Requirements
Using the material that follows, identify and copy each line with the string "leur".

Records provided

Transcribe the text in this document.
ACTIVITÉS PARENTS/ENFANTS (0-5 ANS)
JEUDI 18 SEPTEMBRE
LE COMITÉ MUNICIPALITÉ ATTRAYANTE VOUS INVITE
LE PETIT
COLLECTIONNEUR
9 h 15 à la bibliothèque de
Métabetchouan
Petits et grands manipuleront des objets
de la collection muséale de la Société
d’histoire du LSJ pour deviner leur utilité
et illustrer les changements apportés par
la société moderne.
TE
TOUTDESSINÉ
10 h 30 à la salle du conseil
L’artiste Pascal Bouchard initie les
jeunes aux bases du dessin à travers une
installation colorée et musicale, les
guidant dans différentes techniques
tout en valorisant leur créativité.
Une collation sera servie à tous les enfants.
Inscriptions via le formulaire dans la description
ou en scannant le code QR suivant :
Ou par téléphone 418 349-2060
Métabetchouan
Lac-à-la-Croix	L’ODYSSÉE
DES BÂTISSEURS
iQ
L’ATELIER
==
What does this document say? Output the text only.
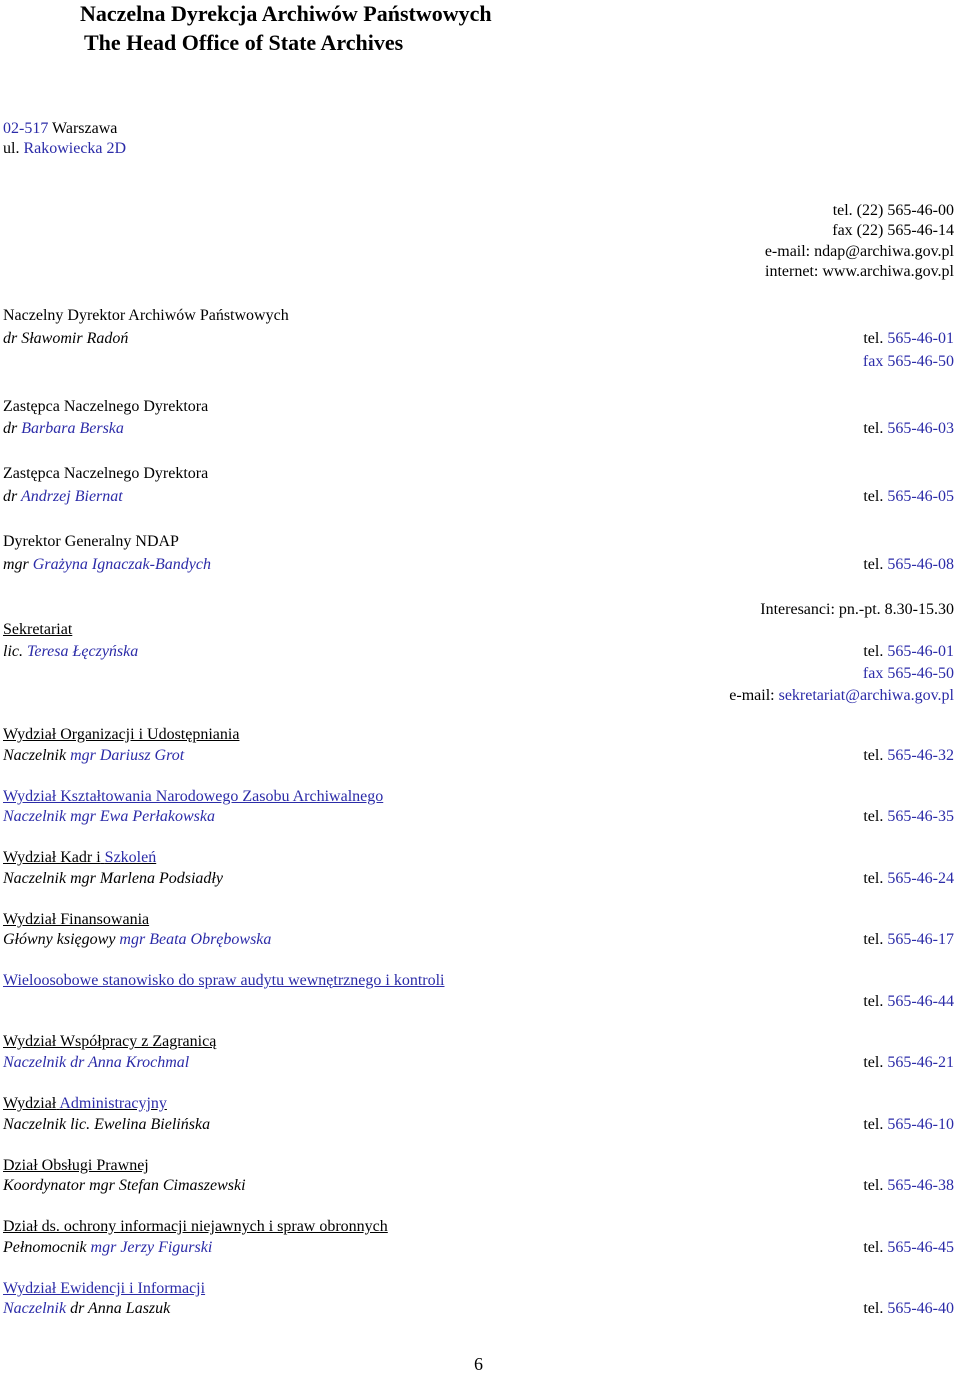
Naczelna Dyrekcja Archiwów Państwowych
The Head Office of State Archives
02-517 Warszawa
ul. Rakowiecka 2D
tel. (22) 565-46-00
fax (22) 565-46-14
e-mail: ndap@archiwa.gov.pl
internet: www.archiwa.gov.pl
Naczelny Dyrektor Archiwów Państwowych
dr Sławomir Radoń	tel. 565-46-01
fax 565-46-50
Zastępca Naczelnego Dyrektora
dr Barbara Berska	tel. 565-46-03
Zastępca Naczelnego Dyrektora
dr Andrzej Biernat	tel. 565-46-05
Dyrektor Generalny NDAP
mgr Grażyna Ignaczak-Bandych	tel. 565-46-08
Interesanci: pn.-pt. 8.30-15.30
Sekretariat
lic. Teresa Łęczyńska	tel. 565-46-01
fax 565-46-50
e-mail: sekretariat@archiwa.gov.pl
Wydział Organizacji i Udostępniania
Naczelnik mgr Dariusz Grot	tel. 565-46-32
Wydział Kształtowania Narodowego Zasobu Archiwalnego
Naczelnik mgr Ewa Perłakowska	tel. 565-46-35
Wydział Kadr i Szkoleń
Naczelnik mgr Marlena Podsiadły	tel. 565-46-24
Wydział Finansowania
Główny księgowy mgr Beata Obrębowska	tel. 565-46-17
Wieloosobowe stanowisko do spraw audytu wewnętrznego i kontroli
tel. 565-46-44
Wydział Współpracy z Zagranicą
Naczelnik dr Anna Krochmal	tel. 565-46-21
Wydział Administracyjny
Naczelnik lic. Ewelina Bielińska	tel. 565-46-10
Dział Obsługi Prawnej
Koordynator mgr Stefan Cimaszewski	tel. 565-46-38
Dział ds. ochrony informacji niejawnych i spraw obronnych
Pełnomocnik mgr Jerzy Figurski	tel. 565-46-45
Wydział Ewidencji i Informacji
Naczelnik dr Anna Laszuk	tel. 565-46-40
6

The solution
d’histoire du LSJ pour deviner leur utilité
tout en valorisant leur créativité.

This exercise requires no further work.